• AIM OF THE TASK: Every entry must be copied word for word.

BEGIN EXTRACTED MATERIAL

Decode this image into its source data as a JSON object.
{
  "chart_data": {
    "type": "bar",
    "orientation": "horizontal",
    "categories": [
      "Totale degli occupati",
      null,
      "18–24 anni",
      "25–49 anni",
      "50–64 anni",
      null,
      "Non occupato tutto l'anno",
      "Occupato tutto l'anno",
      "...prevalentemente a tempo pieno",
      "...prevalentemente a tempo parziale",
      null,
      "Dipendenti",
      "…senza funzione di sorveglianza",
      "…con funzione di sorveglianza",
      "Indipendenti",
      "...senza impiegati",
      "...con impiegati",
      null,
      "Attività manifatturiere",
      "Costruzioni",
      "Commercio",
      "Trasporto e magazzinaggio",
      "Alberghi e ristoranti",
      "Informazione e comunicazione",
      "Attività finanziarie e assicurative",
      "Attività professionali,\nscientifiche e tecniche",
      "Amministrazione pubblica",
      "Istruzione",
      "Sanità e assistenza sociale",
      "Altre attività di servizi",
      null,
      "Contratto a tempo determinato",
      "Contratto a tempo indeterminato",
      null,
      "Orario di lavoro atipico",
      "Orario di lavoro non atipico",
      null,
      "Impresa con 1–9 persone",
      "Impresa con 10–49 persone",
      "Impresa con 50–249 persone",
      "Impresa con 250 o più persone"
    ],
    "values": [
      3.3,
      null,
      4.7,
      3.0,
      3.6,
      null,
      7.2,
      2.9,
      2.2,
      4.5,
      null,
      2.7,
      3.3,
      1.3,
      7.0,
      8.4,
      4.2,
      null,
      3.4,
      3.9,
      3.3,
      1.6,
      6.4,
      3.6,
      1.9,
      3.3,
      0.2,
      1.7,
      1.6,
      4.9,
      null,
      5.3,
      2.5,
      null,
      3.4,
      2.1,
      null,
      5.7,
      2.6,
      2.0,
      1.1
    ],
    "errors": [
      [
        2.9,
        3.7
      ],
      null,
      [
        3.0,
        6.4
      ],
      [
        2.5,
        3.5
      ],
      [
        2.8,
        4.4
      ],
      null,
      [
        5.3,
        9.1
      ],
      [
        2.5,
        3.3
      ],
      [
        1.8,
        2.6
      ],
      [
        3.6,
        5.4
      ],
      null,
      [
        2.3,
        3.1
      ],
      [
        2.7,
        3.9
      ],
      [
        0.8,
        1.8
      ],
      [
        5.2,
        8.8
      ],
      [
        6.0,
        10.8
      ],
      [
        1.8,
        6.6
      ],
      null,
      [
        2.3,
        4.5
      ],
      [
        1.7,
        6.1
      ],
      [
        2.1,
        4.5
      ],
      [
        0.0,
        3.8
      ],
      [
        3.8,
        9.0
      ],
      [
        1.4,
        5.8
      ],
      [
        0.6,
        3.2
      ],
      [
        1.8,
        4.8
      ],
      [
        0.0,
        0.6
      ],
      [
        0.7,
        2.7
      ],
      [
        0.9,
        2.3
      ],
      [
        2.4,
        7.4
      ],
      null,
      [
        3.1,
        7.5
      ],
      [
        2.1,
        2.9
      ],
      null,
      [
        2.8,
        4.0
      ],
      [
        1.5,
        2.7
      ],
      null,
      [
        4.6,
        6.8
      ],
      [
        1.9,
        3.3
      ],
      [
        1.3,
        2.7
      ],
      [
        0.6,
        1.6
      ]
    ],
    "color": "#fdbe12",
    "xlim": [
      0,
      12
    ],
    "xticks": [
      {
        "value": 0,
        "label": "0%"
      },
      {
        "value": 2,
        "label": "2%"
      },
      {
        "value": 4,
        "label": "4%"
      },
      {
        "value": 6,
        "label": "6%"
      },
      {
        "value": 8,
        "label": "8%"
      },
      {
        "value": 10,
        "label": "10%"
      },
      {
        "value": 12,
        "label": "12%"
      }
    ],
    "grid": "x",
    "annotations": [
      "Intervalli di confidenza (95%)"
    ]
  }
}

END EXTRACTED MATERIAL

• EXPECTED OUTPUT:
Decode this image into its source data as a JSON object.
{
  "chart_data": {
    "type": "bar",
    "orientation": "horizontal",
    "categories": [
      "Totale degli occupati",
      null,
      "18–24 anni",
      "25–49 anni",
      "50–64 anni",
      null,
      "Non occupato tutto l'anno",
      "Occupato tutto l'anno",
      "...prevalentemente a tempo pieno",
      "...prevalentemente a tempo parziale",
      null,
      "Dipendenti",
      "…senza funzione di sorveglianza",
      "…con funzione di sorveglianza",
      "Indipendenti",
      "...senza impiegati",
      "...con impiegati",
      null,
      "Attività manifatturiere",
      "Costruzioni",
      "Commercio",
      "Trasporto e magazzinaggio",
      "Alberghi e ristoranti",
      "Informazione e comunicazione",
      "Attività finanziarie e assicurative",
      "Attività professionali,\nscientifiche e tecniche",
      "Amministrazione pubblica",
      "Istruzione",
      "Sanità e assistenza sociale",
      "Altre attività di servizi",
      null,
      "Contratto a tempo determinato",
      "Contratto a tempo indeterminato",
      null,
      "Orario di lavoro atipico",
      "Orario di lavoro non atipico",
      null,
      "Impresa con 1–9 persone",
      "Impresa con 10–49 persone",
      "Impresa con 50–249 persone",
      "Impresa con 250 o più persone"
    ],
    "values": [
      3.3,
      null,
      4.7,
      3.0,
      3.6,
      null,
      7.2,
      2.9,
      2.2,
      4.5,
      null,
      2.7,
      3.3,
      1.3,
      7.0,
      8.4,
      4.2,
      null,
      3.4,
      3.9,
      3.3,
      1.6,
      6.4,
      3.6,
      1.9,
      3.3,
      0.2,
      1.7,
      1.6,
      4.9,
      null,
      5.3,
      2.5,
      null,
      3.4,
      2.1,
      null,
      5.7,
      2.6,
      2.0,
      1.1
    ],
    "errors": [
      [
        2.9,
        3.7
      ],
      null,
      [
        3.0,
        6.4
      ],
      [
        2.5,
        3.5
      ],
      [
        2.8,
        4.4
      ],
      null,
      [
        5.3,
        9.1
      ],
      [
        2.5,
        3.3
      ],
      [
        1.8,
        2.6
      ],
      [
        3.6,
        5.4
      ],
      null,
      [
        2.3,
        3.1
      ],
      [
        2.7,
        3.9
      ],
      [
        0.8,
        1.8
      ],
      [
        5.2,
        8.8
      ],
      [
        6.0,
        10.8
      ],
      [
        1.8,
        6.6
      ],
      null,
      [
        2.3,
        4.5
      ],
      [
        1.7,
        6.1
      ],
      [
        2.1,
        4.5
      ],
      [
        0.0,
        3.8
      ],
      [
        3.8,
        9.0
      ],
      [
        1.4,
        5.8
      ],
      [
        0.6,
        3.2
      ],
      [
        1.8,
        4.8
      ],
      [
        0.0,
        0.6
      ],
      [
        0.7,
        2.7
      ],
      [
        0.9,
        2.3
      ],
      [
        2.4,
        7.4
      ],
      null,
      [
        3.1,
        7.5
      ],
      [
        2.1,
        2.9
      ],
      null,
      [
        2.8,
        4.0
      ],
      [
        1.5,
        2.7
      ],
      null,
      [
        4.6,
        6.8
      ],
      [
        1.9,
        3.3
      ],
      [
        1.3,
        2.7
      ],
      [
        0.6,
        1.6
      ]
    ],
    "color": "#fdbe12",
    "xlim": [
      0,
      12
    ],
    "xticks": [
      {
        "value": 0,
        "label": "0%"
      },
      {
        "value": 2,
        "label": "2%"
      },
      {
        "value": 4,
        "label": "4%"
      },
      {
        "value": 6,
        "label": "6%"
      },
      {
        "value": 8,
        "label": "8%"
      },
      {
        "value": 10,
        "label": "10%"
      },
      {
        "value": 12,
        "label": "12%"
      }
    ],
    "grid": "x",
    "annotations": [
      "Intervalli di confidenza (95%)"
    ]
  }
}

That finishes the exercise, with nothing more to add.